• [Required work]: Retype all material exactly. Pictures stay out of the copy.
□ □ □ □
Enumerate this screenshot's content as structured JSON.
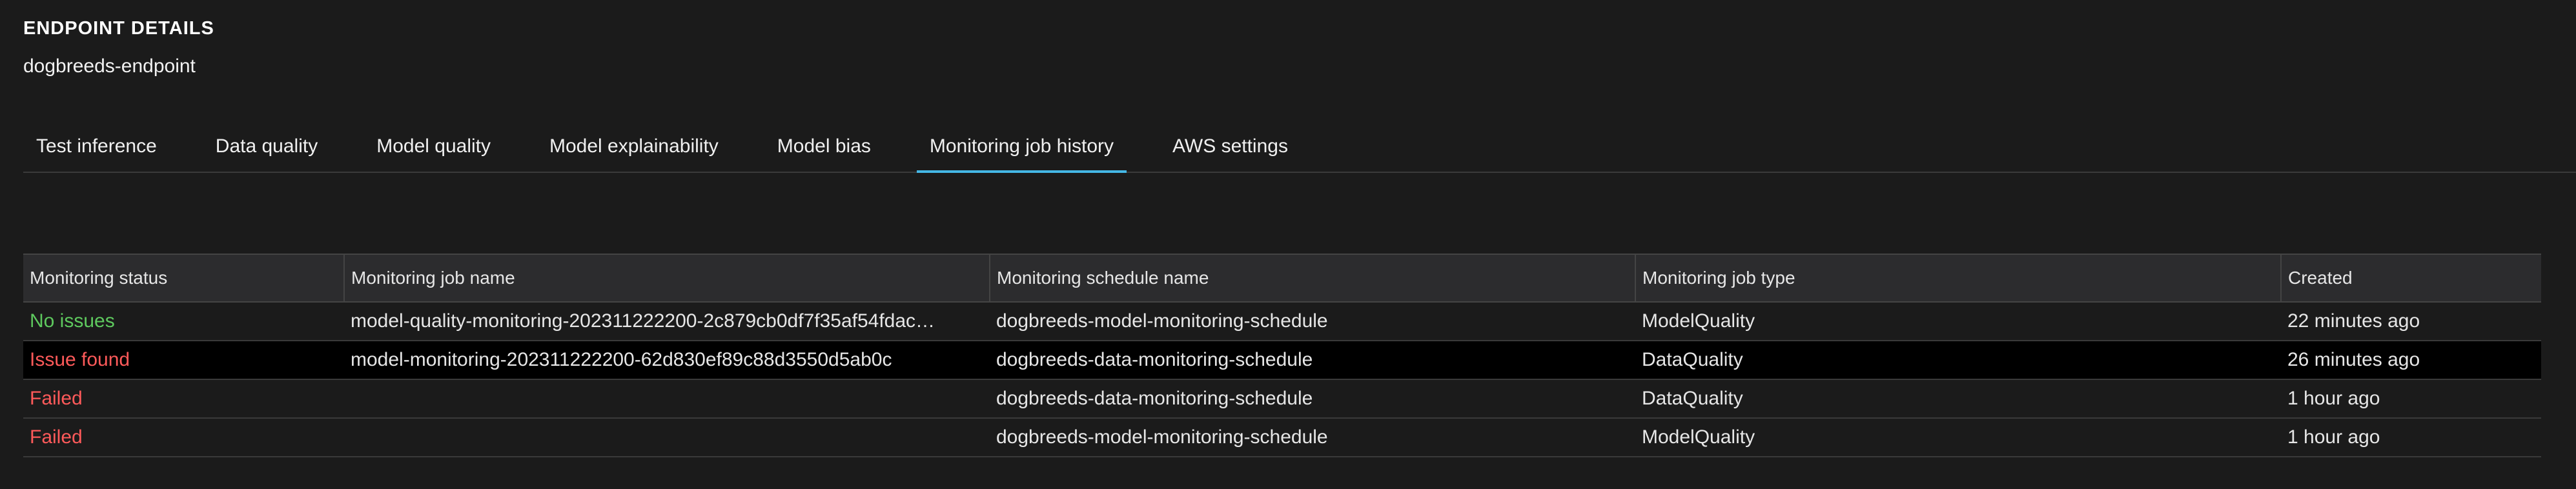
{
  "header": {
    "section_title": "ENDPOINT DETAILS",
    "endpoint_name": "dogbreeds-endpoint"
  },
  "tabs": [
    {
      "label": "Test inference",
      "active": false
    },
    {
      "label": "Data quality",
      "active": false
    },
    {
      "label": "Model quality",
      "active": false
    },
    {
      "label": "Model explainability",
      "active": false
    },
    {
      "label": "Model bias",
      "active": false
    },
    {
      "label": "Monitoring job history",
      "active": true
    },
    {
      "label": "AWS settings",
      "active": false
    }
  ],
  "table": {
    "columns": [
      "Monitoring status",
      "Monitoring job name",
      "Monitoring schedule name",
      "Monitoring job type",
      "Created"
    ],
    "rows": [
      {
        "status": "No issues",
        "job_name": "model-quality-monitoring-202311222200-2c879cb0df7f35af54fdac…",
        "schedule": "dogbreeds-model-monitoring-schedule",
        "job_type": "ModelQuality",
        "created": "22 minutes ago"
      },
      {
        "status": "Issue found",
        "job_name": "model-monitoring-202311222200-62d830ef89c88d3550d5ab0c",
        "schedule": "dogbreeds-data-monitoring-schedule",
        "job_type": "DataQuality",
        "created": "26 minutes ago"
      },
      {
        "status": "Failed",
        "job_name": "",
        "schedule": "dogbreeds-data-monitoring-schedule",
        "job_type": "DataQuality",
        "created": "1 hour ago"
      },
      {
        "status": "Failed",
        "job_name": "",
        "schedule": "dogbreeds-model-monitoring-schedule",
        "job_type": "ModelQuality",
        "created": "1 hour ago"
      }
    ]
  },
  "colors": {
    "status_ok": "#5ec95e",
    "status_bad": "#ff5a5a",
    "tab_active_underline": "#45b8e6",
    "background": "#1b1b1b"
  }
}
□ □ □ □
• [Full answer]:
Enumerate this screenshot's content as structured JSON.
{
  "header": {
    "section_title": "ENDPOINT DETAILS",
    "endpoint_name": "dogbreeds-endpoint"
  },
  "tabs": [
    {
      "label": "Test inference",
      "active": false
    },
    {
      "label": "Data quality",
      "active": false
    },
    {
      "label": "Model quality",
      "active": false
    },
    {
      "label": "Model explainability",
      "active": false
    },
    {
      "label": "Model bias",
      "active": false
    },
    {
      "label": "Monitoring job history",
      "active": true
    },
    {
      "label": "AWS settings",
      "active": false
    }
  ],
  "table": {
    "columns": [
      "Monitoring status",
      "Monitoring job name",
      "Monitoring schedule name",
      "Monitoring job type",
      "Created"
    ],
    "rows": [
      {
        "status": "No issues",
        "job_name": "model-quality-monitoring-202311222200-2c879cb0df7f35af54fdac…",
        "schedule": "dogbreeds-model-monitoring-schedule",
        "job_type": "ModelQuality",
        "created": "22 minutes ago"
      },
      {
        "status": "Issue found",
        "job_name": "model-monitoring-202311222200-62d830ef89c88d3550d5ab0c",
        "schedule": "dogbreeds-data-monitoring-schedule",
        "job_type": "DataQuality",
        "created": "26 minutes ago"
      },
      {
        "status": "Failed",
        "job_name": "",
        "schedule": "dogbreeds-data-monitoring-schedule",
        "job_type": "DataQuality",
        "created": "1 hour ago"
      },
      {
        "status": "Failed",
        "job_name": "",
        "schedule": "dogbreeds-model-monitoring-schedule",
        "job_type": "ModelQuality",
        "created": "1 hour ago"
      }
    ]
  },
  "colors": {
    "status_ok": "#5ec95e",
    "status_bad": "#ff5a5a",
    "tab_active_underline": "#45b8e6",
    "background": "#1b1b1b"
  }
}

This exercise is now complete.